» **Exercise brief**
Extract every line of the material below and reproduce it faithfully.

○ ○ ○ ○

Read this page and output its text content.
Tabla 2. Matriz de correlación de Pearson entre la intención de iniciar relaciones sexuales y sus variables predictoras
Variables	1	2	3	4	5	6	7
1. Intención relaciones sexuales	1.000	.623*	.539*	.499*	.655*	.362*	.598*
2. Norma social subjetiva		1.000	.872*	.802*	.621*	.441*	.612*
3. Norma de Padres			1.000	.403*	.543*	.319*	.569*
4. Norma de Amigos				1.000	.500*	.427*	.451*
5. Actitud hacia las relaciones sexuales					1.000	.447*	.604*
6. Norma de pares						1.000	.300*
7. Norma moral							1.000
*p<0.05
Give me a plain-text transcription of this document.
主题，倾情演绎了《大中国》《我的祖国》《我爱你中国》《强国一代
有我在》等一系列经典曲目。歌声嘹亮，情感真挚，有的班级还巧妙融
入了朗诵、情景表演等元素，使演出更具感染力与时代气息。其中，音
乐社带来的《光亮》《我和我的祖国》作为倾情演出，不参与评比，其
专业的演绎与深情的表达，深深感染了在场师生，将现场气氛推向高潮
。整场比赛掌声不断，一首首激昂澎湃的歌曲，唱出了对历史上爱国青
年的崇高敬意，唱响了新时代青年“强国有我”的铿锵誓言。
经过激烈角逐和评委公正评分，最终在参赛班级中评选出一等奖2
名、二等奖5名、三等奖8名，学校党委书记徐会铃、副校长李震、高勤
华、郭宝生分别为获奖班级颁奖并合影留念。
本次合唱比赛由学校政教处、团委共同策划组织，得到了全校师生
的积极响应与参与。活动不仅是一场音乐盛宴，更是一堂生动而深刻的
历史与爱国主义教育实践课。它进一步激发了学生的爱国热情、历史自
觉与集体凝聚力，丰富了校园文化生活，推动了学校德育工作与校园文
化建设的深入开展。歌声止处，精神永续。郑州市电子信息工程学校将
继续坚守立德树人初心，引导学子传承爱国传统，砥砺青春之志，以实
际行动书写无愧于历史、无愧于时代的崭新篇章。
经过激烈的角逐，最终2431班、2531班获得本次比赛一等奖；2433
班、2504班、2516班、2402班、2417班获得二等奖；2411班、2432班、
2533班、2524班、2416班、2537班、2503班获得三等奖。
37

○ ○ ○ ○

» **Written answer**
Read this page and output its text content.
Tabla 2. Matriz de correlación de Pearson entre la intención de iniciar relaciones sexuales y sus variables predictoras
Variables	1	2	3	4	5	6	7
1. Intención relaciones sexuales	1.000	.623*	.539*	.499*	.655*	.362*	.598*
2. Norma social subjetiva		1.000	.872*	.802*	.621*	.441*	.612*
3. Norma de Padres			1.000	.403*	.543*	.319*	.569*
4. Norma de Amigos				1.000	.500*	.427*	.451*
5. Actitud hacia las relaciones sexuales					1.000	.447*	.604*
6. Norma de pares						1.000	.300*
7. Norma moral							1.000
*p<0.05
Give me a plain-text transcription of this document.
主题，倾情演绎了《大中国》《我的祖国》《我爱你中国》《强国一代
有我在》等一系列经典曲目。歌声嘹亮，情感真挚，有的班级还巧妙融
入了朗诵、情景表演等元素，使演出更具感染力与时代气息。其中，音
乐社带来的《光亮》《我和我的祖国》作为倾情演出，不参与评比，其
专业的演绎与深情的表达，深深感染了在场师生，将现场气氛推向高潮
。整场比赛掌声不断，一首首激昂澎湃的歌曲，唱出了对历史上爱国青
年的崇高敬意，唱响了新时代青年“强国有我”的铿锵誓言。
经过激烈角逐和评委公正评分，最终在参赛班级中评选出一等奖2
名、二等奖5名、三等奖8名，学校党委书记徐会铃、副校长李震、高勤
华、郭宝生分别为获奖班级颁奖并合影留念。
本次合唱比赛由学校政教处、团委共同策划组织，得到了全校师生
的积极响应与参与。活动不仅是一场音乐盛宴，更是一堂生动而深刻的
历史与爱国主义教育实践课。它进一步激发了学生的爱国热情、历史自
觉与集体凝聚力，丰富了校园文化生活，推动了学校德育工作与校园文
化建设的深入开展。歌声止处，精神永续。郑州市电子信息工程学校将
继续坚守立德树人初心，引导学子传承爱国传统，砥砺青春之志，以实
际行动书写无愧于历史、无愧于时代的崭新篇章。
经过激烈的角逐，最终2431班、2531班获得本次比赛一等奖；2433
班、2504班、2516班、2402班、2417班获得二等奖；2411班、2432班、
2533班、2524班、2416班、2537班、2503班获得三等奖。
37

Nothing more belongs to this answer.